## STATED EXERCISE
Exclude images, then output the remaining data verbatim.

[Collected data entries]
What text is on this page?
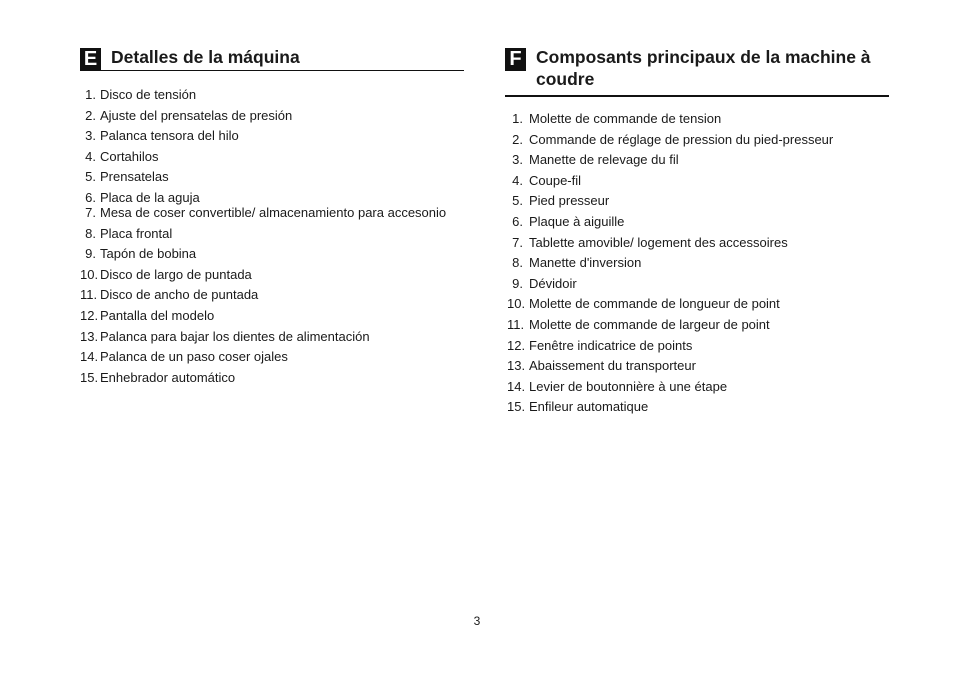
E Detalles de la máquina
1. Disco de tensión
2. Ajuste del prensatelas de presión
3. Palanca tensora del hilo
4. Cortahilos
5. Prensatelas
6. Placa de la aguja
7. Mesa de coser convertible/ almacenamiento para accesonio
8. Placa frontal
9. Tapón de bobina
10. Disco de largo de puntada
11. Disco de ancho de puntada
12. Pantalla del modelo
13. Palanca para bajar los dientes de alimentación
14. Palanca de un paso coser ojales
15. Enhebrador automático
F Composants principaux de la machine à
coudre
1. Molette de commande de tension
2. Commande de réglage de pression du pied-presseur
3. Manette de relevage du fil
4. Coupe-fil
5. Pied presseur
6. Plaque à aiguille
7. Tablette amovible/ logement des accessoires
8. Manette d'inversion
9. Dévidoir
10. Molette de commande de longueur de point
11. Molette de commande de largeur de point
12. Fenêtre indicatrice de points
13. Abaissement du transporteur
14. Levier de boutonnière à une étape
15. Enfileur automatique
3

## RESPONSE TO THE TASK
What text is on this page?
E Detalles de la máquina
1. Disco de tensión
2. Ajuste del prensatelas de presión
3. Palanca tensora del hilo
4. Cortahilos
5. Prensatelas
6. Placa de la aguja
7. Mesa de coser convertible/ almacenamiento para accesonio
8. Placa frontal
9. Tapón de bobina
10. Disco de largo de puntada
11. Disco de ancho de puntada
12. Pantalla del modelo
13. Palanca para bajar los dientes de alimentación
14. Palanca de un paso coser ojales
15. Enhebrador automático
F Composants principaux de la machine à
coudre
1. Molette de commande de tension
2. Commande de réglage de pression du pied-presseur
3. Manette de relevage du fil
4. Coupe-fil
5. Pied presseur
6. Plaque à aiguille
7. Tablette amovible/ logement des accessoires
8. Manette d'inversion
9. Dévidoir
10. Molette de commande de longueur de point
11. Molette de commande de largeur de point
12. Fenêtre indicatrice de points
13. Abaissement du transporteur
14. Levier de boutonnière à une étape
15. Enfileur automatique
3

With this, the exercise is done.